Saved data entries:
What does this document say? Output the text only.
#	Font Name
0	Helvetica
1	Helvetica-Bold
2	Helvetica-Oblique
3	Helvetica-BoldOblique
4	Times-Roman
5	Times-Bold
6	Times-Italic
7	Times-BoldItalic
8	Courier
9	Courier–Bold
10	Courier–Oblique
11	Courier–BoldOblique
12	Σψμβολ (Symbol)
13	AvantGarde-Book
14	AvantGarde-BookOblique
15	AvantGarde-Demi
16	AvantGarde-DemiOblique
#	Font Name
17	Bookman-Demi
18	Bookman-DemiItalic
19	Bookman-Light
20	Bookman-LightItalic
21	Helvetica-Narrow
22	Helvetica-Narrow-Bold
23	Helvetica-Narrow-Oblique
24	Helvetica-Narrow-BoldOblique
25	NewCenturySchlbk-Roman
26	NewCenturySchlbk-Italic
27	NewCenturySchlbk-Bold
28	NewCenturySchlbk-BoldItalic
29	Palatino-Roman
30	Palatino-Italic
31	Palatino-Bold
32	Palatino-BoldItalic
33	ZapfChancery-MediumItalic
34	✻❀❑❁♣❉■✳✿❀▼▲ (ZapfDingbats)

Required task: Return each entry from the material above exactly as it appears.

Expected output:
What does this document say? Output the text only.
#	Font Name
0	Helvetica
1	Helvetica-Bold
2	Helvetica-Oblique
3	Helvetica-BoldOblique
4	Times-Roman
5	Times-Bold
6	Times-Italic
7	Times-BoldItalic
8	Courier
9	Courier–Bold
10	Courier–Oblique
11	Courier–BoldOblique
12	Σψμβολ (Symbol)
13	AvantGarde-Book
14	AvantGarde-BookOblique
15	AvantGarde-Demi
16	AvantGarde-DemiOblique
#	Font Name
17	Bookman-Demi
18	Bookman-DemiItalic
19	Bookman-Light
20	Bookman-LightItalic
21	Helvetica-Narrow
22	Helvetica-Narrow-Bold
23	Helvetica-Narrow-Oblique
24	Helvetica-Narrow-BoldOblique
25	NewCenturySchlbk-Roman
26	NewCenturySchlbk-Italic
27	NewCenturySchlbk-Bold
28	NewCenturySchlbk-BoldItalic
29	Palatino-Roman
30	Palatino-Italic
31	Palatino-Bold
32	Palatino-BoldItalic
33	ZapfChancery-MediumItalic
34	✻❀❑❁♣❉■✳✿❀▼▲ (ZapfDingbats)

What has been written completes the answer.